>> START SUPPLIED RECORDS

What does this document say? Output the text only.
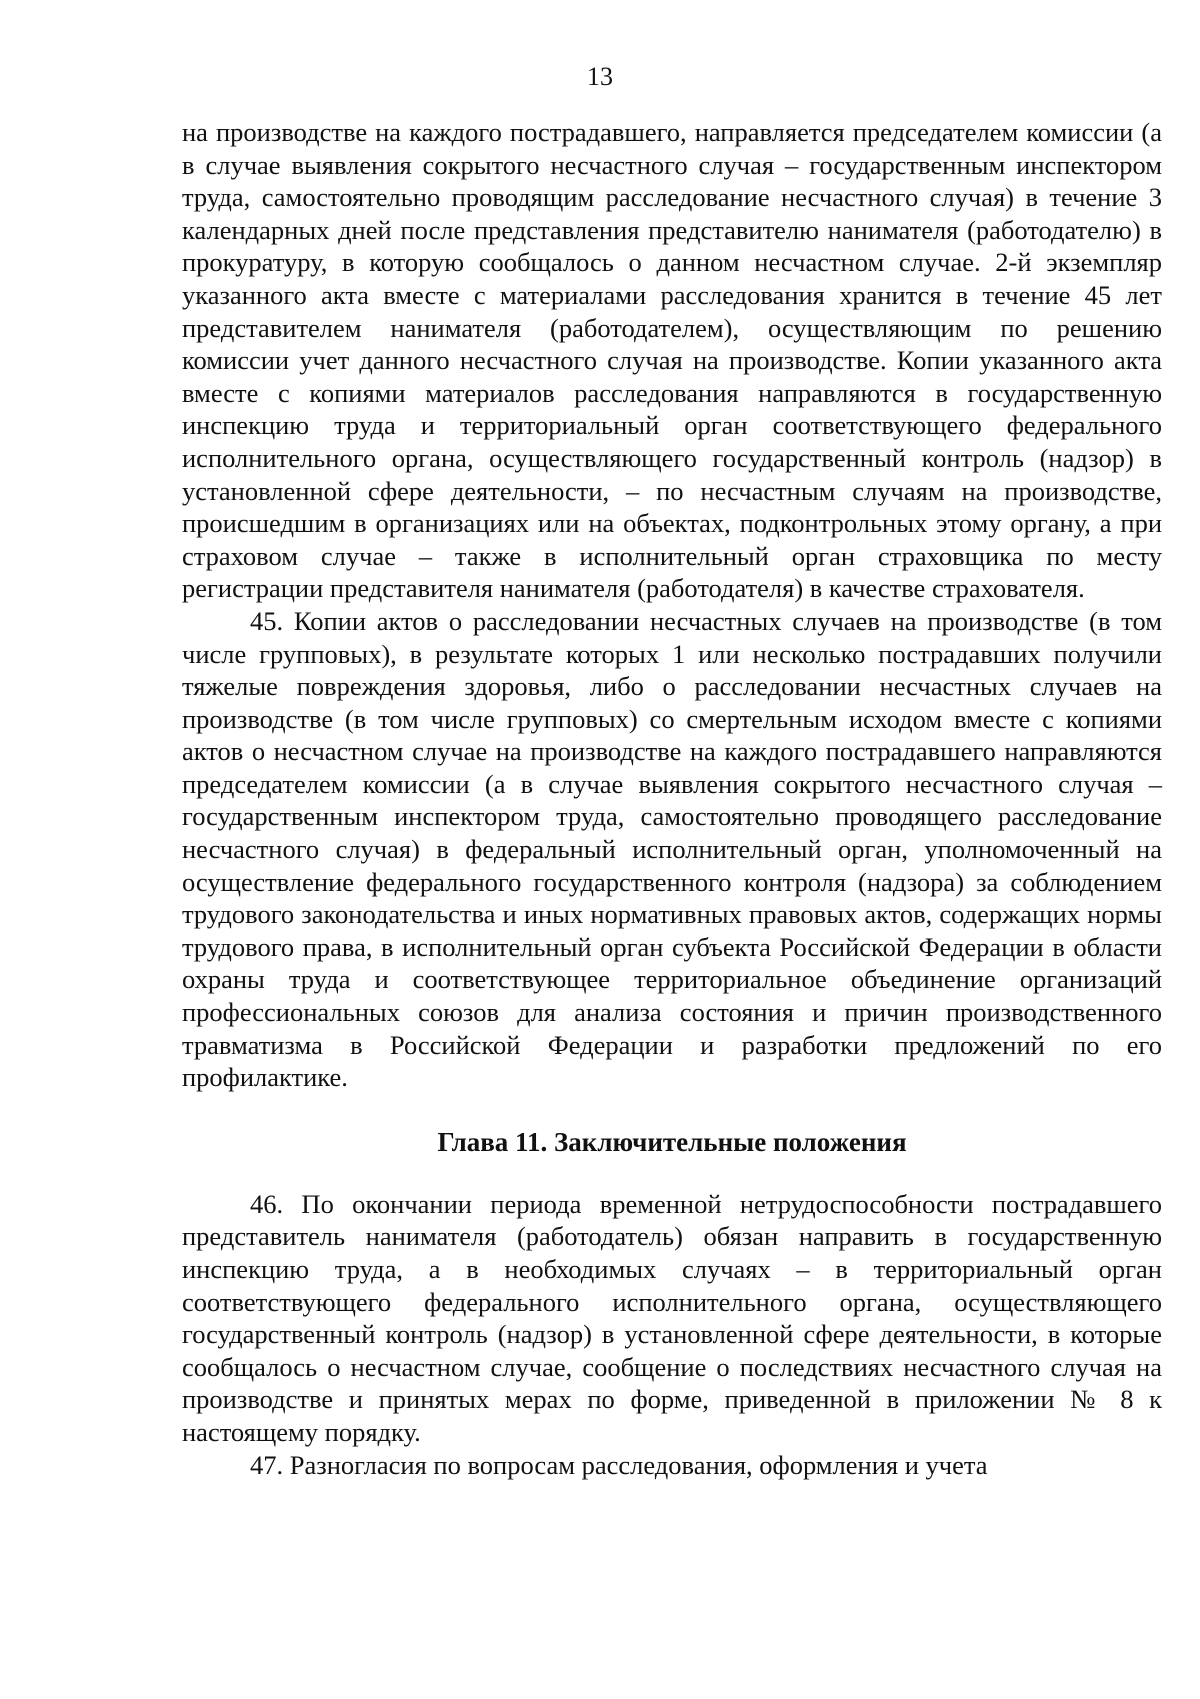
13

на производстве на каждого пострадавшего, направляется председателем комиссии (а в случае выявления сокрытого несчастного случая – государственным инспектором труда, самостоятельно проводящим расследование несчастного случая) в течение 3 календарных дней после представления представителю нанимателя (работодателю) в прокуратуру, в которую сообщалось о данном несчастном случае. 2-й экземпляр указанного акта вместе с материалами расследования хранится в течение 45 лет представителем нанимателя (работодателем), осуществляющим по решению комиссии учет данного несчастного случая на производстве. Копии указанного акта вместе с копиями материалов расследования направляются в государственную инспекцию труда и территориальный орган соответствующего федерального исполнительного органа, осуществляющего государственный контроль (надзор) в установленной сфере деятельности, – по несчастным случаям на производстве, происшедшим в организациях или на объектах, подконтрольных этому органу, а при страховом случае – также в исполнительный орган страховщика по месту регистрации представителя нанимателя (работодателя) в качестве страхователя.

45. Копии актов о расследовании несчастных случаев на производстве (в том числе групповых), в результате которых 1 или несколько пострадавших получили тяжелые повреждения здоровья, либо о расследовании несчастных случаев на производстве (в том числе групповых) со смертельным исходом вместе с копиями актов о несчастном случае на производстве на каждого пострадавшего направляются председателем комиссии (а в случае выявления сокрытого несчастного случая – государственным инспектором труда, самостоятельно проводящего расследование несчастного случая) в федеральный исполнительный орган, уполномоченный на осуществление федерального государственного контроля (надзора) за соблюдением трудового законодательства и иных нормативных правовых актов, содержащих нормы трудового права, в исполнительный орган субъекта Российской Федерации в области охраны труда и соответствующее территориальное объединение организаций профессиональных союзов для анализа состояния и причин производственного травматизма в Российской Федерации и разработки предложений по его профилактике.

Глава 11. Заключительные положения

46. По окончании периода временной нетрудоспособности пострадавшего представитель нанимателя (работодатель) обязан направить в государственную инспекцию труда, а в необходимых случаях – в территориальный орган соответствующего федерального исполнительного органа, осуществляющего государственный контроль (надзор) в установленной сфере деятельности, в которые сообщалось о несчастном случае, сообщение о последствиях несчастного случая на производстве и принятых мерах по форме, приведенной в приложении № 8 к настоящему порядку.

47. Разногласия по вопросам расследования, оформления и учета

>> END SUPPLIED RECORDS

* TASK DIRECTIONS *
Pictures are to be left out; repeat all the remaining data exactly.

* SOLUTION TO THIS EXERCISE *
What does this document say? Output the text only.
13

на производстве на каждого пострадавшего, направляется председателем комиссии (а в случае выявления сокрытого несчастного случая – государственным инспектором труда, самостоятельно проводящим расследование несчастного случая) в течение 3 календарных дней после представления представителю нанимателя (работодателю) в прокуратуру, в которую сообщалось о данном несчастном случае. 2-й экземпляр указанного акта вместе с материалами расследования хранится в течение 45 лет представителем нанимателя (работодателем), осуществляющим по решению комиссии учет данного несчастного случая на производстве. Копии указанного акта вместе с копиями материалов расследования направляются в государственную инспекцию труда и территориальный орган соответствующего федерального исполнительного органа, осуществляющего государственный контроль (надзор) в установленной сфере деятельности, – по несчастным случаям на производстве, происшедшим в организациях или на объектах, подконтрольных этому органу, а при страховом случае – также в исполнительный орган страховщика по месту регистрации представителя нанимателя (работодателя) в качестве страхователя.

45. Копии актов о расследовании несчастных случаев на производстве (в том числе групповых), в результате которых 1 или несколько пострадавших получили тяжелые повреждения здоровья, либо о расследовании несчастных случаев на производстве (в том числе групповых) со смертельным исходом вместе с копиями актов о несчастном случае на производстве на каждого пострадавшего направляются председателем комиссии (а в случае выявления сокрытого несчастного случая – государственным инспектором труда, самостоятельно проводящего расследование несчастного случая) в федеральный исполнительный орган, уполномоченный на осуществление федерального государственного контроля (надзора) за соблюдением трудового законодательства и иных нормативных правовых актов, содержащих нормы трудового права, в исполнительный орган субъекта Российской Федерации в области охраны труда и соответствующее территориальное объединение организаций профессиональных союзов для анализа состояния и причин производственного травматизма в Российской Федерации и разработки предложений по его профилактике.

Глава 11. Заключительные положения

46. По окончании периода временной нетрудоспособности пострадавшего представитель нанимателя (работодатель) обязан направить в государственную инспекцию труда, а в необходимых случаях – в территориальный орган соответствующего федерального исполнительного органа, осуществляющего государственный контроль (надзор) в установленной сфере деятельности, в которые сообщалось о несчастном случае, сообщение о последствиях несчастного случая на производстве и принятых мерах по форме, приведенной в приложении № 8 к настоящему порядку.

47. Разногласия по вопросам расследования, оформления и учета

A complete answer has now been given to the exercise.